[SOURCE RECORDS]
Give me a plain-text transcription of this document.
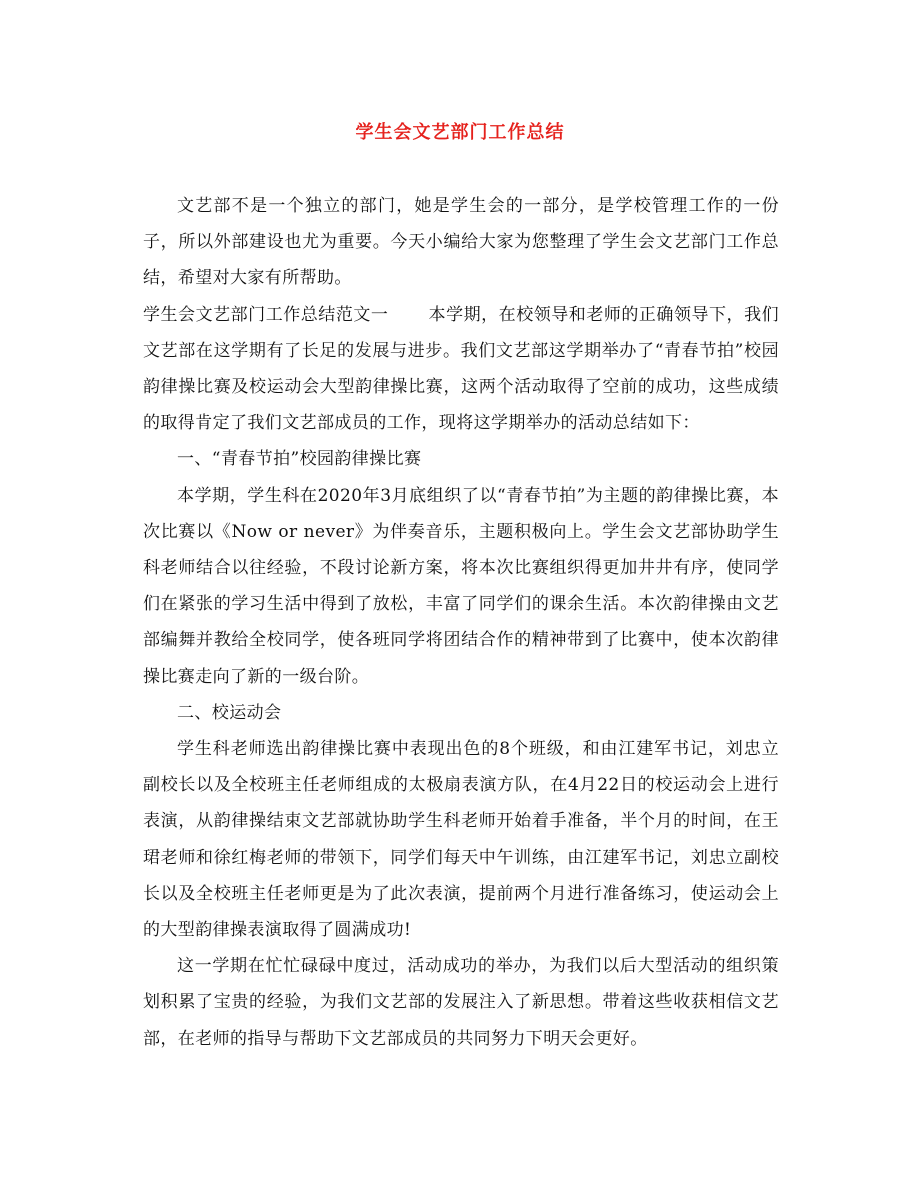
学生会文艺部门工作总结

文艺部不是一个独立的部门，她是学生会的一部分，是学校管理工作的一份子，所以外部建设也尤为重要。今天小编给大家为您整理了学生会文艺部门工作总结，希望对大家有所帮助。

学生会文艺部门工作总结范文一 本学期，在校领导和老师的正确领导下，我们文艺部在这学期有了长足的发展与进步。我们文艺部这学期举办了“青春节拍”校园韵律操比赛及校运动会大型韵律操比赛，这两个活动取得了空前的成功，这些成绩的取得肯定了我们文艺部成员的工作，现将这学期举办的活动总结如下：

一、“青春节拍”校园韵律操比赛

本学期，学生科在2020年3月底组织了以“青春节拍”为主题的韵律操比赛，本次比赛以《Now or never》为伴奏音乐，主题积极向上。学生会文艺部协助学生科老师结合以往经验，不段讨论新方案，将本次比赛组织得更加井井有序，使同学们在紧张的学习生活中得到了放松，丰富了同学们的课余生活。本次韵律操由文艺部编舞并教给全校同学，使各班同学将团结合作的精神带到了比赛中，使本次韵律操比赛走向了新的一级台阶。

二、校运动会

学生科老师选出韵律操比赛中表现出色的8个班级，和由江建军书记，刘忠立副校长以及全校班主任老师组成的太极扇表演方队，在4月22日的校运动会上进行表演，从韵律操结束文艺部就协助学生科老师开始着手准备，半个月的时间，在王珺老师和徐红梅老师的带领下，同学们每天中午训练，由江建军书记，刘忠立副校长以及全校班主任老师更是为了此次表演，提前两个月进行准备练习，使运动会上的大型韵律操表演取得了圆满成功!

这一学期在忙忙碌碌中度过，活动成功的举办，为我们以后大型活动的组织策划积累了宝贵的经验，为我们文艺部的发展注入了新思想。带着这些收获相信文艺部，在老师的指导与帮助下文艺部成员的共同努力下明天会更好。
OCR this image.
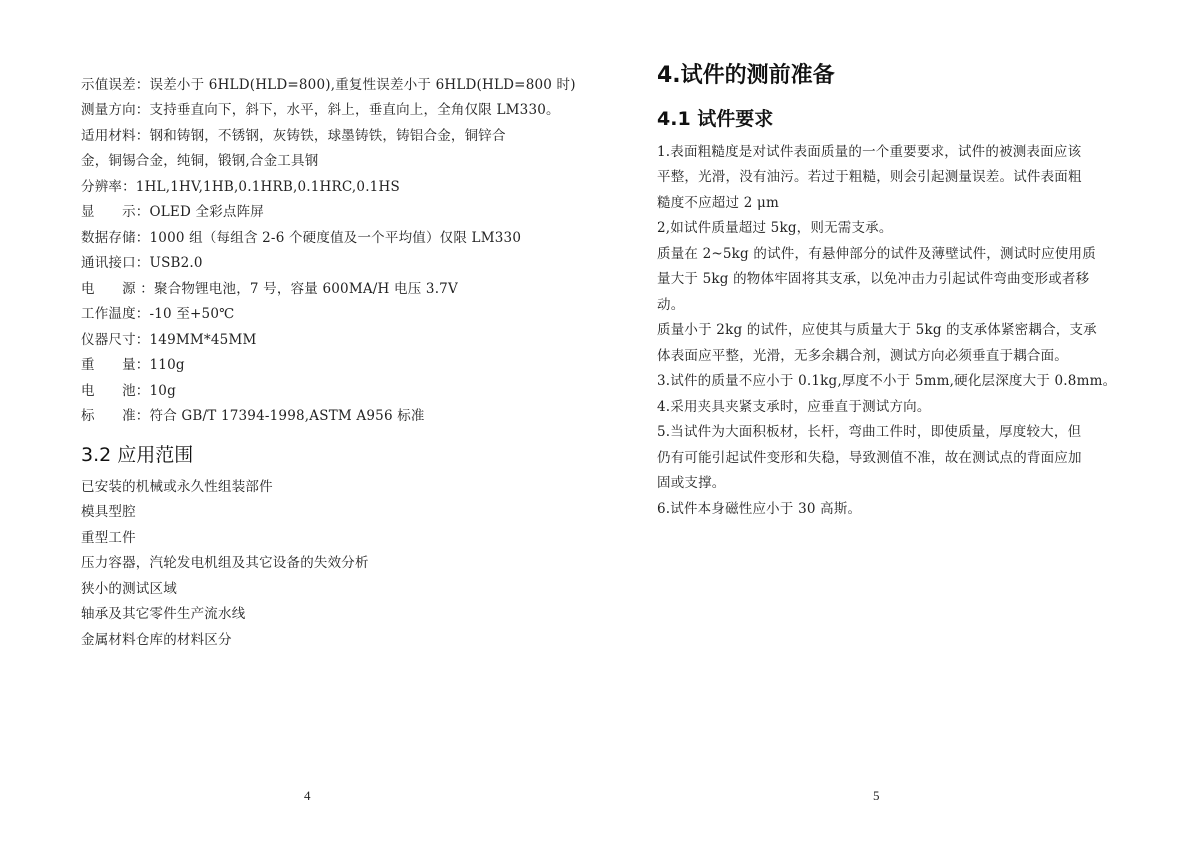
示值误差：误差小于 6HLD(HLD=800),重复性误差小于 6HLD(HLD=800 时)
测量方向：支持垂直向下，斜下，水平，斜上，垂直向上，全角仅限 LM330。
适用材料：钢和铸钢，不锈钢，灰铸铁，球墨铸铁，铸铝合金，铜锌合
金，铜锡合金，纯铜，锻钢,合金工具钢
分辨率：1HL,1HV,1HB,0.1HRB,0.1HRC,0.1HS
显　　示：OLED 全彩点阵屏
数据存储：1000 组（每组含 2-6 个硬度值及一个平均值）仅限 LM330
通讯接口：USB2.0
电　　源 ：聚合物锂电池，7 号，容量 600MA/H 电压 3.7V
工作温度：-10 至+50℃
仪器尺寸：149MM*45MM
重　　量：110g
电　　池：10g
标　　准：符合 GB/T 17394-1998,ASTM A956 标准
3.2 应用范围
已安装的机械或永久性组装部件
模具型腔
重型工件
压力容器，汽轮发电机组及其它设备的失效分析
狭小的测试区域
轴承及其它零件生产流水线
金属材料仓库的材料区分
4
4.试件的测前准备
4.1 试件要求
1.表面粗糙度是对试件表面质量的一个重要要求，试件的被测表面应该
平整，光滑，没有油污。若过于粗糙，则会引起测量误差。试件表面粗
糙度不应超过 2 μm
2,如试件质量超过 5kg，则无需支承。
质量在 2~5kg 的试件，有悬伸部分的试件及薄壁试件，测试时应使用质
量大于 5kg 的物体牢固将其支承，以免冲击力引起试件弯曲变形或者移
动。
质量小于 2kg 的试件，应使其与质量大于 5kg 的支承体紧密耦合，支承
体表面应平整，光滑，无多余耦合剂，测试方向必须垂直于耦合面。
3.试件的质量不应小于 0.1kg,厚度不小于 5mm,硬化层深度大于 0.8mm。
4.采用夹具夹紧支承时，应垂直于测试方向。
5.当试件为大面积板材，长杆，弯曲工件时，即使质量，厚度较大，但
仍有可能引起试件变形和失稳，导致测值不准，故在测试点的背面应加
固或支撑。
6.试件本身磁性应小于 30 高斯。
5
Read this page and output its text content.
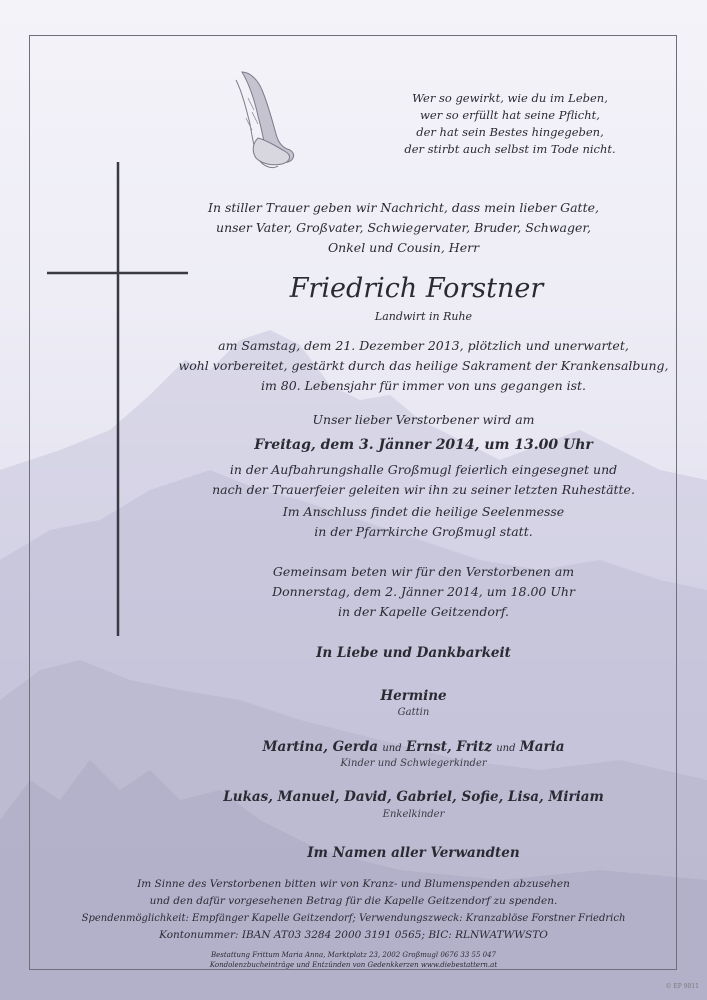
Wer so gewirkt, wie du im Leben,
wer so erfüllt hat seine Pflicht,
der hat sein Bestes hingegeben,
der stirbt auch selbst im Tode nicht.
In stiller Trauer geben wir Nachricht, dass mein lieber Gatte,
unser Vater, Großvater, Schwiegervater, Bruder, Schwager,
Onkel und Cousin, Herr
Friedrich Forstner
Landwirt in Ruhe
am Samstag, dem 21. Dezember 2013, plötzlich und unerwartet,
wohl vorbereitet, gestärkt durch das heilige Sakrament der Krankensalbung,
im 80. Lebensjahr für immer von uns gegangen ist.
Unser lieber Verstorbener wird am
Freitag, dem 3. Jänner 2014, um 13.00 Uhr
in der Aufbahrungshalle Großmugl feierlich eingesegnet und
nach der Trauerfeier geleiten wir ihn zu seiner letzten Ruhestätte.
Im Anschluss findet die heilige Seelenmesse
in der Pfarrkirche Großmugl statt.
Gemeinsam beten wir für den Verstorbenen am
Donnerstag, dem 2. Jänner 2014, um 18.00 Uhr
in der Kapelle Geitzendorf.
In Liebe und Dankbarkeit
Hermine
Gattin
Martina, Gerda und Ernst, Fritz und Maria
Kinder und Schwiegerkinder
Lukas, Manuel, David, Gabriel, Sofie, Lisa, Miriam
Enkelkinder
Im Namen aller Verwandten
Im Sinne des Verstorbenen bitten wir von Kranz- und Blumenspenden abzusehen
und den dafür vorgesehenen Betrag für die Kapelle Geitzendorf zu spenden.
Spendenmöglichkeit: Empfänger Kapelle Geitzendorf; Verwendungszweck: Kranzablöse Forstner Friedrich
Kontonummer: IBAN AT03 3284 2000 3191 0565; BIC: RLNWATWWSTO
Bestattung Frittum Maria Anna, Marktplatz 23, 2002 Großmugl 0676 33 55 047
Kondolenzbucheinträge und Entzünden von Gedenkkerzen www.diebestattern.at
© EP 9011
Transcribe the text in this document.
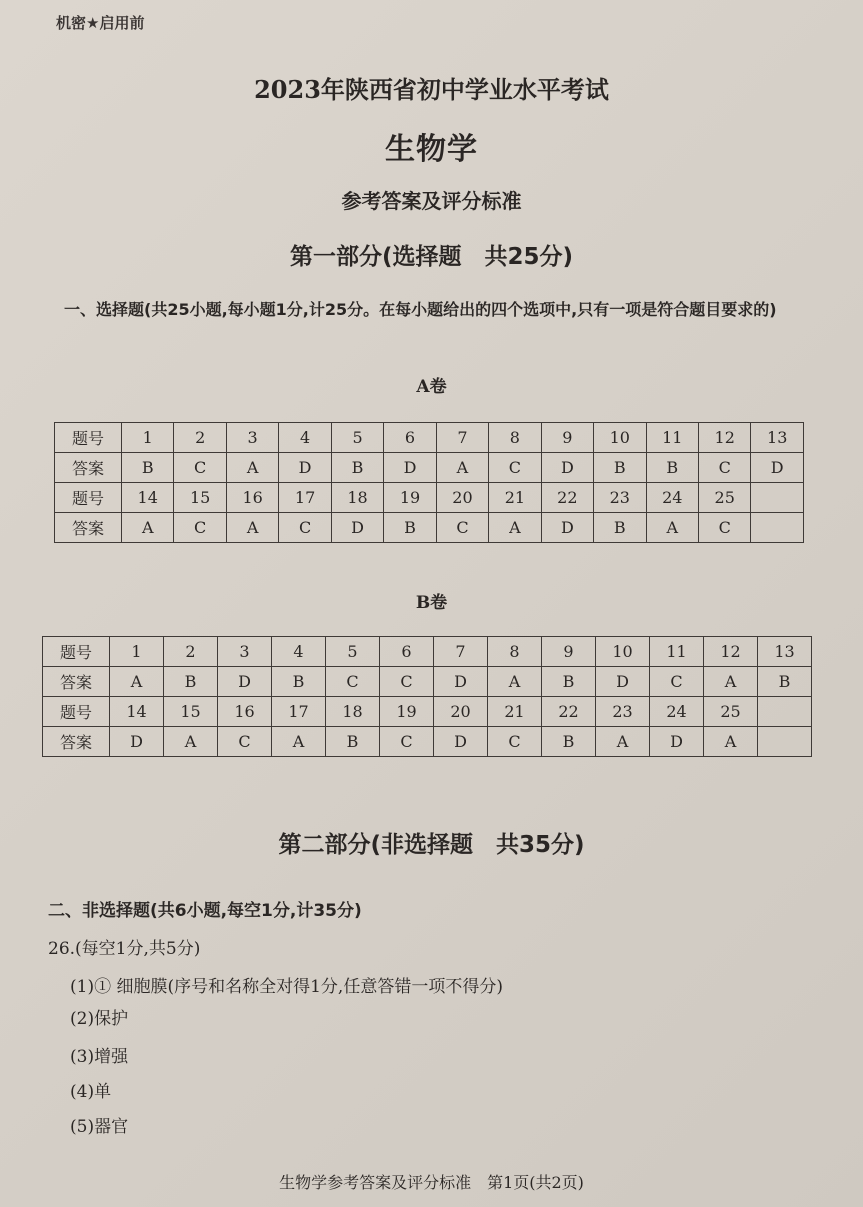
机密★启用前
2023年陕西省初中学业水平考试
生物学
参考答案及评分标准
第一部分(选择题　共25分)
一、选择题(共25小题,每小题1分,计25分。在每小题给出的四个选项中,只有一项是符合题目要求的)
A卷
题号	1	2	3	4	5	6	7	8	9	10	11	12	13
答案	B	C	A	D	B	D	A	C	D	B	B	C	D
题号	14	15	16	17	18	19	20	21	22	23	24	25	
答案	A	C	A	C	D	B	C	A	D	B	A	C	
B卷
题号	1	2	3	4	5	6	7	8	9	10	11	12	13
答案	A	B	D	B	C	C	D	A	B	D	C	A	B
题号	14	15	16	17	18	19	20	21	22	23	24	25	
答案	D	A	C	A	B	C	D	C	B	A	D	A	
第二部分(非选择题　共35分)
二、非选择题(共6小题,每空1分,计35分)
26.(每空1分,共5分)
(1)① 细胞膜(序号和名称全对得1分,任意答错一项不得分)
(2)保护
(3)增强
(4)单
(5)器官
生物学参考答案及评分标准　第1页(共2页)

[DESCRIPTION OF THE TASK] Leave out the pictures, and please output only the lines from the line that contains "Transcribe the text in this document." through the end of the data, both ends included.

[WRITTEN SOLUTION]
Transcribe the text in this document.
机密★启用前
2023年陕西省初中学业水平考试
生物学
参考答案及评分标准
第一部分(选择题　共25分)
一、选择题(共25小题,每小题1分,计25分。在每小题给出的四个选项中,只有一项是符合题目要求的)
A卷
题号	1	2	3	4	5	6	7	8	9	10	11	12	13
答案	B	C	A	D	B	D	A	C	D	B	B	C	D
题号	14	15	16	17	18	19	20	21	22	23	24	25	
答案	A	C	A	C	D	B	C	A	D	B	A	C	
B卷
题号	1	2	3	4	5	6	7	8	9	10	11	12	13
答案	A	B	D	B	C	C	D	A	B	D	C	A	B
题号	14	15	16	17	18	19	20	21	22	23	24	25	
答案	D	A	C	A	B	C	D	C	B	A	D	A	
第二部分(非选择题　共35分)
二、非选择题(共6小题,每空1分,计35分)
26.(每空1分,共5分)
(1)① 细胞膜(序号和名称全对得1分,任意答错一项不得分)
(2)保护
(3)增强
(4)单
(5)器官
生物学参考答案及评分标准　第1页(共2页)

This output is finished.